What is required —
Using the material below, copy every line where "body" appears.

Exercise input —
+ + + + +
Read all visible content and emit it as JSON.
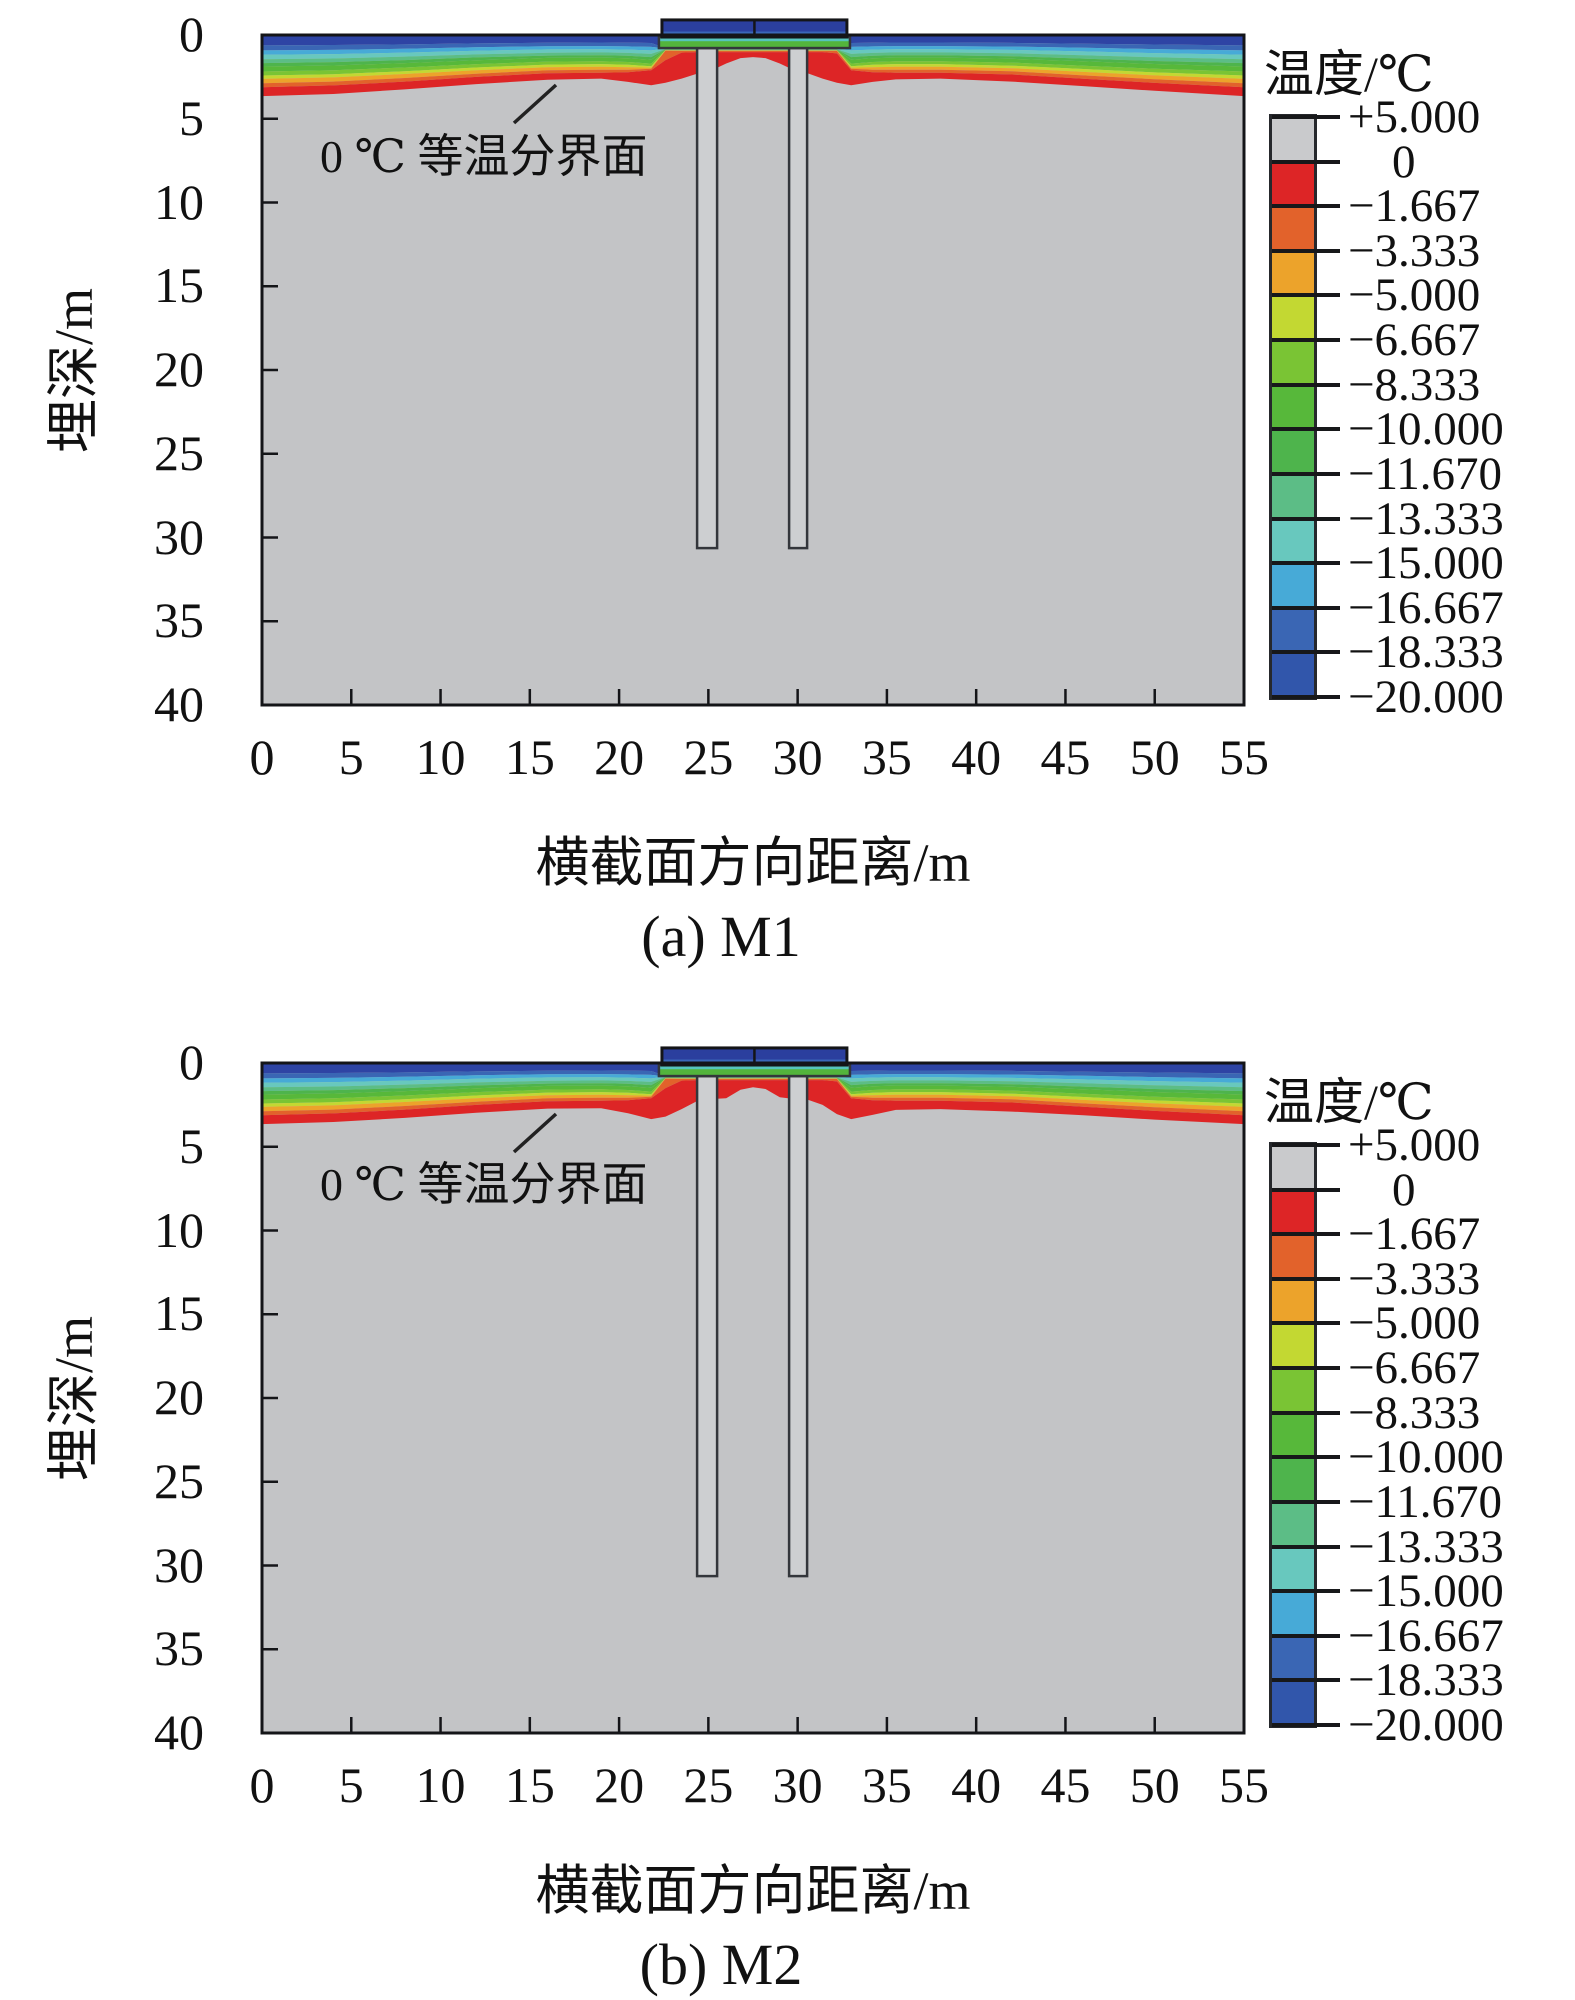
{
  "page": {
    "background": "#ffffff"
  },
  "axes": {
    "x_title": "横截面方向距离/m",
    "y_title": "埋深/m",
    "x_ticks": [
      "0",
      "5",
      "10",
      "15",
      "20",
      "25",
      "30",
      "35",
      "40",
      "45",
      "50",
      "55"
    ],
    "y_ticks": [
      "0",
      "5",
      "10",
      "15",
      "20",
      "25",
      "30",
      "35",
      "40"
    ],
    "x_range": [
      0,
      55
    ],
    "y_range": [
      0,
      40
    ]
  },
  "legend": {
    "title": "温度/℃",
    "tick_labels": [
      "+5.000",
      "0",
      "−1.667",
      "−3.333",
      "−5.000",
      "−6.667",
      "−8.333",
      "−10.000",
      "−11.670",
      "−13.333",
      "−15.000",
      "−16.667",
      "−18.333",
      "−20.000"
    ],
    "swatch_colors": [
      "#c9cacc",
      "#dd2526",
      "#e2622b",
      "#eca32b",
      "#c3d832",
      "#7ac434",
      "#57b83a",
      "#4eb44c",
      "#5cbd86",
      "#68c8be",
      "#47aad7",
      "#3a66b4",
      "#3156ab"
    ]
  },
  "chart_data": {
    "type": "heatmap",
    "title": "",
    "description": "Ground temperature contour cross-sections of a pile-supported embankment in permafrost; depth vs horizontal distance, 0°C isotherm annotated; two model cases M1 and M2.",
    "xlabel": "横截面方向距离/m",
    "ylabel": "埋深/m",
    "x_range_m": [
      0,
      55
    ],
    "depth_range_m": [
      0,
      40
    ],
    "grid": false,
    "legend_position": "right",
    "colors": {
      "body": "#c3c4c6",
      "pile_fill": "#cdcfd1",
      "outline": "#33363b",
      "surface_line": "#55565a",
      "border": "#141518",
      "leader_line": "#222222"
    },
    "band_colors": [
      "#2e44a4",
      "#3a66b4",
      "#47aad7",
      "#68c8be",
      "#5cbd86",
      "#4eb44c",
      "#57b83a",
      "#7ac434",
      "#c3d832",
      "#eca32b",
      "#e2622b",
      "#dd2526"
    ],
    "band_temps": [
      "−20.000 to −18.333",
      "−18.333 to −16.667",
      "−16.667 to −15.000",
      "−15.000 to −13.333",
      "−13.333 to −11.670",
      "−11.670 to −10.000",
      "−10.000 to −8.333",
      "−8.333 to −6.667",
      "−6.667 to −5.000",
      "−5.000 to −3.333",
      "−3.333 to −1.667",
      "−1.667 to 0"
    ],
    "below_isotherm": "0 to +5.000 (gray body)",
    "stations_m": [
      0,
      4,
      8,
      12,
      16,
      19,
      20.5,
      21.8,
      22.6,
      23.5,
      24.4,
      25.2,
      26,
      26.8,
      27.5,
      28.2,
      29,
      29.8,
      30.6,
      31.4,
      32.2,
      33,
      34.2,
      35.5,
      38,
      42,
      46,
      50,
      55
    ],
    "structure": {
      "embankment_box": {
        "x0": 22.4,
        "x1": 32.76,
        "top": -0.9,
        "bottom": 0.12,
        "fill": "#2b3f9e",
        "stripe": "#3a67b8",
        "divider_x": 27.58
      },
      "platform": {
        "x0": 22.23,
        "x1": 32.93,
        "top": 0.12,
        "bottom": 0.78,
        "fill": "#53b43c",
        "stripe": "#56c4bc"
      }
    },
    "piles": {
      "top_m": 0.78,
      "bottom_m": 30.63,
      "items": [
        {
          "x0": 24.37,
          "x1": 25.49
        },
        {
          "x0": 29.52,
          "x1": 30.53
        }
      ]
    },
    "panels": [
      {
        "caption": "(a) M1",
        "annotation": {
          "text": "0 ℃ 等温分界面",
          "leader": [
            252,
            108,
            294,
            70
          ]
        },
        "isotherm_boundaries": [
          [
            0,
            0,
            0,
            0,
            0,
            0,
            0,
            0,
            0,
            0,
            0,
            0,
            0,
            0,
            0,
            0,
            0,
            0,
            0,
            0,
            0,
            0,
            0,
            0,
            0,
            0,
            0,
            0,
            0
          ],
          [
            0.62,
            0.6,
            0.56,
            0.5,
            0.46,
            0.45,
            0.46,
            0.48,
            0.78,
            0.8,
            0.8,
            0.8,
            0.8,
            0.8,
            0.8,
            0.8,
            0.8,
            0.8,
            0.8,
            0.8,
            0.8,
            0.48,
            0.46,
            0.45,
            0.45,
            0.47,
            0.52,
            0.57,
            0.62
          ],
          [
            0.92,
            0.89,
            0.82,
            0.73,
            0.67,
            0.66,
            0.68,
            0.71,
            0.8,
            0.82,
            0.82,
            0.82,
            0.82,
            0.82,
            0.82,
            0.82,
            0.82,
            0.82,
            0.82,
            0.82,
            0.82,
            0.71,
            0.68,
            0.66,
            0.66,
            0.69,
            0.76,
            0.84,
            0.92
          ],
          [
            1.18,
            1.14,
            1.05,
            0.94,
            0.86,
            0.85,
            0.87,
            0.92,
            0.82,
            0.84,
            0.84,
            0.84,
            0.84,
            0.84,
            0.84,
            0.84,
            0.84,
            0.84,
            0.84,
            0.84,
            0.84,
            0.92,
            0.87,
            0.85,
            0.85,
            0.89,
            0.98,
            1.08,
            1.18
          ],
          [
            1.45,
            1.4,
            1.29,
            1.16,
            1.06,
            1.04,
            1.07,
            1.13,
            0.84,
            0.86,
            0.86,
            0.86,
            0.86,
            0.86,
            0.86,
            0.86,
            0.86,
            0.86,
            0.86,
            0.86,
            0.86,
            1.13,
            1.07,
            1.04,
            1.04,
            1.09,
            1.21,
            1.33,
            1.45
          ],
          [
            1.68,
            1.62,
            1.5,
            1.34,
            1.23,
            1.21,
            1.24,
            1.32,
            0.86,
            0.87,
            0.87,
            0.87,
            0.87,
            0.87,
            0.87,
            0.87,
            0.87,
            0.87,
            0.87,
            0.87,
            0.87,
            1.32,
            1.24,
            1.21,
            1.21,
            1.27,
            1.41,
            1.55,
            1.68
          ],
          [
            1.88,
            1.82,
            1.68,
            1.51,
            1.37,
            1.35,
            1.39,
            1.48,
            0.87,
            0.89,
            0.89,
            0.89,
            0.89,
            0.89,
            0.89,
            0.89,
            0.89,
            0.89,
            0.89,
            0.89,
            0.89,
            1.48,
            1.39,
            1.35,
            1.35,
            1.42,
            1.57,
            1.73,
            1.88
          ],
          [
            2.18,
            2.11,
            1.94,
            1.74,
            1.59,
            1.57,
            1.61,
            1.71,
            0.89,
            0.9,
            0.9,
            0.9,
            0.9,
            0.9,
            0.9,
            0.9,
            0.9,
            0.9,
            0.9,
            0.9,
            0.9,
            1.71,
            1.61,
            1.57,
            1.57,
            1.65,
            1.83,
            2.01,
            2.18
          ],
          [
            2.42,
            2.34,
            2.16,
            1.94,
            1.77,
            1.74,
            1.78,
            1.86,
            0.9,
            0.92,
            0.92,
            0.92,
            0.92,
            0.92,
            0.92,
            0.92,
            0.92,
            0.92,
            0.92,
            0.92,
            0.92,
            1.86,
            1.78,
            1.74,
            1.74,
            1.83,
            2.03,
            2.23,
            2.42
          ],
          [
            2.62,
            2.53,
            2.33,
            2.1,
            1.92,
            1.89,
            1.92,
            1.95,
            0.92,
            0.93,
            0.93,
            0.93,
            0.93,
            0.93,
            0.93,
            0.93,
            0.93,
            0.93,
            0.93,
            0.93,
            0.93,
            1.95,
            1.92,
            1.89,
            1.89,
            1.98,
            2.2,
            2.41,
            2.62
          ],
          [
            2.88,
            2.78,
            2.57,
            2.31,
            2.1,
            2.07,
            2.08,
            2.02,
            0.93,
            0.95,
            0.95,
            0.95,
            0.95,
            0.95,
            0.95,
            0.95,
            0.95,
            0.95,
            0.95,
            0.95,
            0.95,
            2.02,
            2.08,
            2.07,
            2.07,
            2.17,
            2.41,
            2.64,
            2.88
          ],
          [
            3.12,
            3.01,
            2.78,
            2.5,
            2.28,
            2.25,
            2.22,
            2.1,
            1.5,
            1.05,
            1.02,
            1.02,
            1.02,
            1.02,
            1.02,
            1.02,
            1.02,
            1.02,
            1.02,
            1.02,
            1.1,
            2.1,
            2.22,
            2.25,
            2.25,
            2.36,
            2.61,
            2.86,
            3.12
          ],
          [
            3.65,
            3.52,
            3.25,
            2.93,
            2.67,
            2.6,
            2.8,
            3.0,
            2.85,
            2.6,
            2.3,
            2.1,
            1.7,
            1.38,
            1.32,
            1.38,
            1.7,
            2.1,
            2.3,
            2.6,
            2.85,
            3.0,
            2.8,
            2.65,
            2.6,
            2.78,
            3.05,
            3.33,
            3.65
          ]
        ]
      },
      {
        "caption": "(b) M2",
        "annotation": {
          "text": "0 ℃ 等温分界面",
          "leader": [
            252,
            109,
            294,
            71
          ]
        },
        "isotherm_boundaries": [
          [
            0,
            0,
            0,
            0,
            0,
            0,
            0,
            0,
            0,
            0,
            0,
            0,
            0,
            0,
            0,
            0,
            0,
            0,
            0,
            0,
            0,
            0,
            0,
            0,
            0,
            0,
            0,
            0,
            0
          ],
          [
            0.62,
            0.6,
            0.56,
            0.5,
            0.46,
            0.45,
            0.46,
            0.48,
            0.78,
            0.8,
            0.8,
            0.8,
            0.8,
            0.8,
            0.8,
            0.8,
            0.8,
            0.8,
            0.8,
            0.8,
            0.8,
            0.48,
            0.46,
            0.45,
            0.45,
            0.47,
            0.52,
            0.57,
            0.62
          ],
          [
            0.92,
            0.89,
            0.82,
            0.73,
            0.67,
            0.66,
            0.68,
            0.71,
            0.8,
            0.82,
            0.82,
            0.82,
            0.82,
            0.82,
            0.82,
            0.82,
            0.82,
            0.82,
            0.82,
            0.82,
            0.82,
            0.71,
            0.68,
            0.66,
            0.66,
            0.69,
            0.76,
            0.84,
            0.92
          ],
          [
            1.18,
            1.14,
            1.05,
            0.94,
            0.86,
            0.85,
            0.87,
            0.92,
            0.82,
            0.84,
            0.84,
            0.84,
            0.84,
            0.84,
            0.84,
            0.84,
            0.84,
            0.84,
            0.84,
            0.84,
            0.84,
            0.92,
            0.87,
            0.85,
            0.85,
            0.89,
            0.98,
            1.08,
            1.18
          ],
          [
            1.45,
            1.4,
            1.29,
            1.16,
            1.06,
            1.04,
            1.07,
            1.13,
            0.84,
            0.86,
            0.86,
            0.86,
            0.86,
            0.86,
            0.86,
            0.86,
            0.86,
            0.86,
            0.86,
            0.86,
            0.86,
            1.13,
            1.07,
            1.04,
            1.04,
            1.09,
            1.21,
            1.33,
            1.45
          ],
          [
            1.68,
            1.62,
            1.5,
            1.34,
            1.23,
            1.21,
            1.24,
            1.32,
            0.86,
            0.87,
            0.87,
            0.87,
            0.87,
            0.87,
            0.87,
            0.87,
            0.87,
            0.87,
            0.87,
            0.87,
            0.87,
            1.32,
            1.24,
            1.21,
            1.21,
            1.27,
            1.41,
            1.55,
            1.68
          ],
          [
            1.88,
            1.82,
            1.68,
            1.51,
            1.37,
            1.35,
            1.39,
            1.48,
            0.87,
            0.89,
            0.89,
            0.89,
            0.89,
            0.89,
            0.89,
            0.89,
            0.89,
            0.89,
            0.89,
            0.89,
            0.89,
            1.48,
            1.39,
            1.35,
            1.35,
            1.42,
            1.57,
            1.73,
            1.88
          ],
          [
            2.18,
            2.11,
            1.94,
            1.74,
            1.59,
            1.57,
            1.61,
            1.71,
            0.89,
            0.9,
            0.9,
            0.9,
            0.9,
            0.9,
            0.9,
            0.9,
            0.9,
            0.9,
            0.9,
            0.9,
            0.9,
            1.71,
            1.61,
            1.57,
            1.57,
            1.65,
            1.83,
            2.01,
            2.18
          ],
          [
            2.42,
            2.34,
            2.16,
            1.94,
            1.77,
            1.74,
            1.78,
            1.86,
            0.9,
            0.92,
            0.92,
            0.92,
            0.92,
            0.92,
            0.92,
            0.92,
            0.92,
            0.92,
            0.92,
            0.92,
            0.92,
            1.86,
            1.78,
            1.74,
            1.74,
            1.83,
            2.03,
            2.23,
            2.42
          ],
          [
            2.62,
            2.53,
            2.33,
            2.1,
            1.92,
            1.89,
            1.92,
            1.95,
            0.92,
            0.93,
            0.93,
            0.93,
            0.93,
            0.93,
            0.93,
            0.93,
            0.93,
            0.93,
            0.93,
            0.93,
            0.93,
            1.95,
            1.92,
            1.89,
            1.89,
            1.98,
            2.2,
            2.41,
            2.62
          ],
          [
            2.88,
            2.78,
            2.57,
            2.31,
            2.1,
            2.07,
            2.08,
            2.02,
            0.93,
            0.95,
            0.95,
            0.95,
            0.95,
            0.95,
            0.95,
            0.95,
            0.95,
            0.95,
            0.95,
            0.95,
            0.95,
            2.02,
            2.08,
            2.07,
            2.07,
            2.17,
            2.41,
            2.64,
            2.88
          ],
          [
            3.12,
            3.01,
            2.78,
            2.5,
            2.28,
            2.25,
            2.22,
            2.1,
            1.5,
            1.05,
            1.02,
            1.02,
            1.02,
            1.02,
            1.02,
            1.02,
            1.02,
            1.02,
            1.02,
            1.02,
            1.1,
            2.1,
            2.22,
            2.25,
            2.25,
            2.36,
            2.61,
            2.86,
            3.12
          ],
          [
            3.65,
            3.52,
            3.28,
            2.97,
            2.72,
            2.7,
            3.0,
            3.35,
            3.2,
            2.75,
            2.25,
            2.15,
            2.1,
            1.6,
            1.45,
            1.55,
            2.05,
            2.15,
            2.2,
            2.5,
            3.05,
            3.35,
            3.1,
            2.8,
            2.75,
            2.9,
            3.12,
            3.38,
            3.65
          ]
        ]
      }
    ]
  }
}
+ + + + +
Solution to this exercise —
      "body": "#c3c4c6",
    "below_isotherm": "0 to +5.000 (gray body)",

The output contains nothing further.